** Task inputs **
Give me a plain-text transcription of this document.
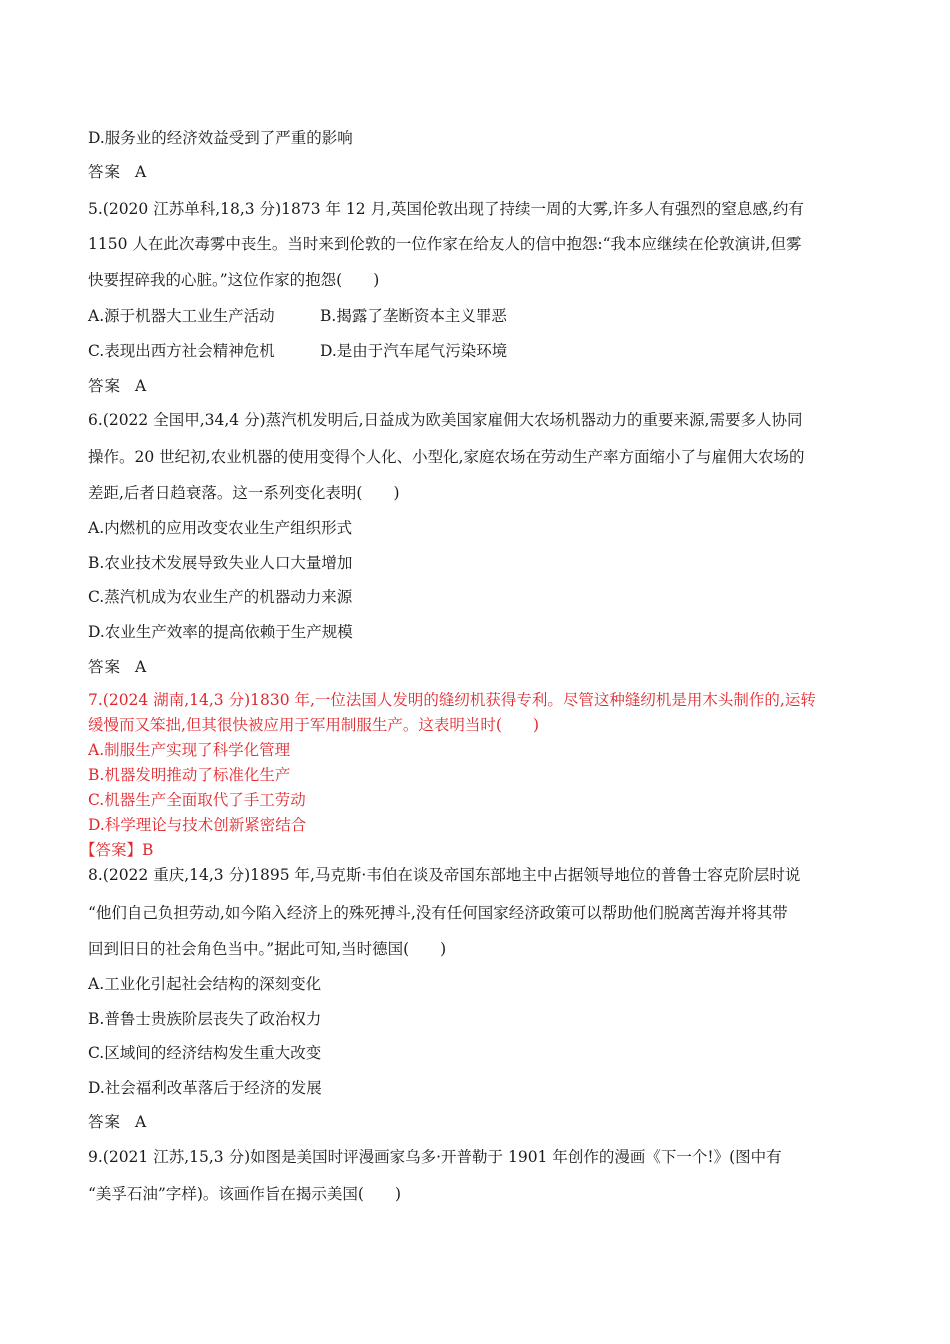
D.服务业的经济效益受到了严重的影响
答案 A
5.(2020 江苏单科,18,3 分)1873 年 12 月,英国伦敦出现了持续一周的大雾,许多人有强烈的窒息感,约有
1150 人在此次毒雾中丧生。当时来到伦敦的一位作家在给友人的信中抱怨:“我本应继续在伦敦演讲,但雾
快要捏碎我的心脏。”这位作家的抱怨(　　)
A.源于机器大工业生产活动	B.揭露了垄断资本主义罪恶
C.表现出西方社会精神危机	D.是由于汽车尾气污染环境
答案 A
6.(2022 全国甲,34,4 分)蒸汽机发明后,日益成为欧美国家雇佣大农场机器动力的重要来源,需要多人协同
操作。20 世纪初,农业机器的使用变得个人化、小型化,家庭农场在劳动生产率方面缩小了与雇佣大农场的
差距,后者日趋衰落。这一系列变化表明(　　)
A.内燃机的应用改变农业生产组织形式
B.农业技术发展导致失业人口大量增加
C.蒸汽机成为农业生产的机器动力来源
D.农业生产效率的提高依赖于生产规模
答案 A
7.(2024 湖南,14,3 分)1830 年,一位法国人发明的缝纫机获得专利。尽管这种缝纫机是用木头制作的,运转
缓慢而又笨拙,但其很快被应用于军用制服生产。这表明当时(　　)
A.制服生产实现了科学化管理
B.机器发明推动了标准化生产
C.机器生产全面取代了手工劳动
D.科学理论与技术创新紧密结合
【答案】B
8.(2022 重庆,14,3 分)1895 年,马克斯·韦伯在谈及帝国东部地主中占据领导地位的普鲁士容克阶层时说
“他们自己负担劳动,如今陷入经济上的殊死搏斗,没有任何国家经济政策可以帮助他们脱离苦海并将其带
回到旧日的社会角色当中。”据此可知,当时德国(　　)
A.工业化引起社会结构的深刻变化
B.普鲁士贵族阶层丧失了政治权力
C.区域间的经济结构发生重大改变
D.社会福利改革落后于经济的发展
答案 A
9.(2021 江苏,15,3 分)如图是美国时评漫画家乌多·开普勒于 1901 年创作的漫画《下一个!》(图中有
“美孚石油”字样)。该画作旨在揭示美国(　　)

** Exercise instructions **
Print each entry shown above with exact wording and no pictures.

** Output for this exercise **
Give me a plain-text transcription of this document.
D.服务业的经济效益受到了严重的影响
答案 A
5.(2020 江苏单科,18,3 分)1873 年 12 月,英国伦敦出现了持续一周的大雾,许多人有强烈的窒息感,约有
1150 人在此次毒雾中丧生。当时来到伦敦的一位作家在给友人的信中抱怨:“我本应继续在伦敦演讲,但雾
快要捏碎我的心脏。”这位作家的抱怨(　　)
A.源于机器大工业生产活动	B.揭露了垄断资本主义罪恶
C.表现出西方社会精神危机	D.是由于汽车尾气污染环境
答案 A
6.(2022 全国甲,34,4 分)蒸汽机发明后,日益成为欧美国家雇佣大农场机器动力的重要来源,需要多人协同
操作。20 世纪初,农业机器的使用变得个人化、小型化,家庭农场在劳动生产率方面缩小了与雇佣大农场的
差距,后者日趋衰落。这一系列变化表明(　　)
A.内燃机的应用改变农业生产组织形式
B.农业技术发展导致失业人口大量增加
C.蒸汽机成为农业生产的机器动力来源
D.农业生产效率的提高依赖于生产规模
答案 A
7.(2024 湖南,14,3 分)1830 年,一位法国人发明的缝纫机获得专利。尽管这种缝纫机是用木头制作的,运转
缓慢而又笨拙,但其很快被应用于军用制服生产。这表明当时(　　)
A.制服生产实现了科学化管理
B.机器发明推动了标准化生产
C.机器生产全面取代了手工劳动
D.科学理论与技术创新紧密结合
【答案】B
8.(2022 重庆,14,3 分)1895 年,马克斯·韦伯在谈及帝国东部地主中占据领导地位的普鲁士容克阶层时说
“他们自己负担劳动,如今陷入经济上的殊死搏斗,没有任何国家经济政策可以帮助他们脱离苦海并将其带
回到旧日的社会角色当中。”据此可知,当时德国(　　)
A.工业化引起社会结构的深刻变化
B.普鲁士贵族阶层丧失了政治权力
C.区域间的经济结构发生重大改变
D.社会福利改革落后于经济的发展
答案 A
9.(2021 江苏,15,3 分)如图是美国时评漫画家乌多·开普勒于 1901 年创作的漫画《下一个!》(图中有
“美孚石油”字样)。该画作旨在揭示美国(　　)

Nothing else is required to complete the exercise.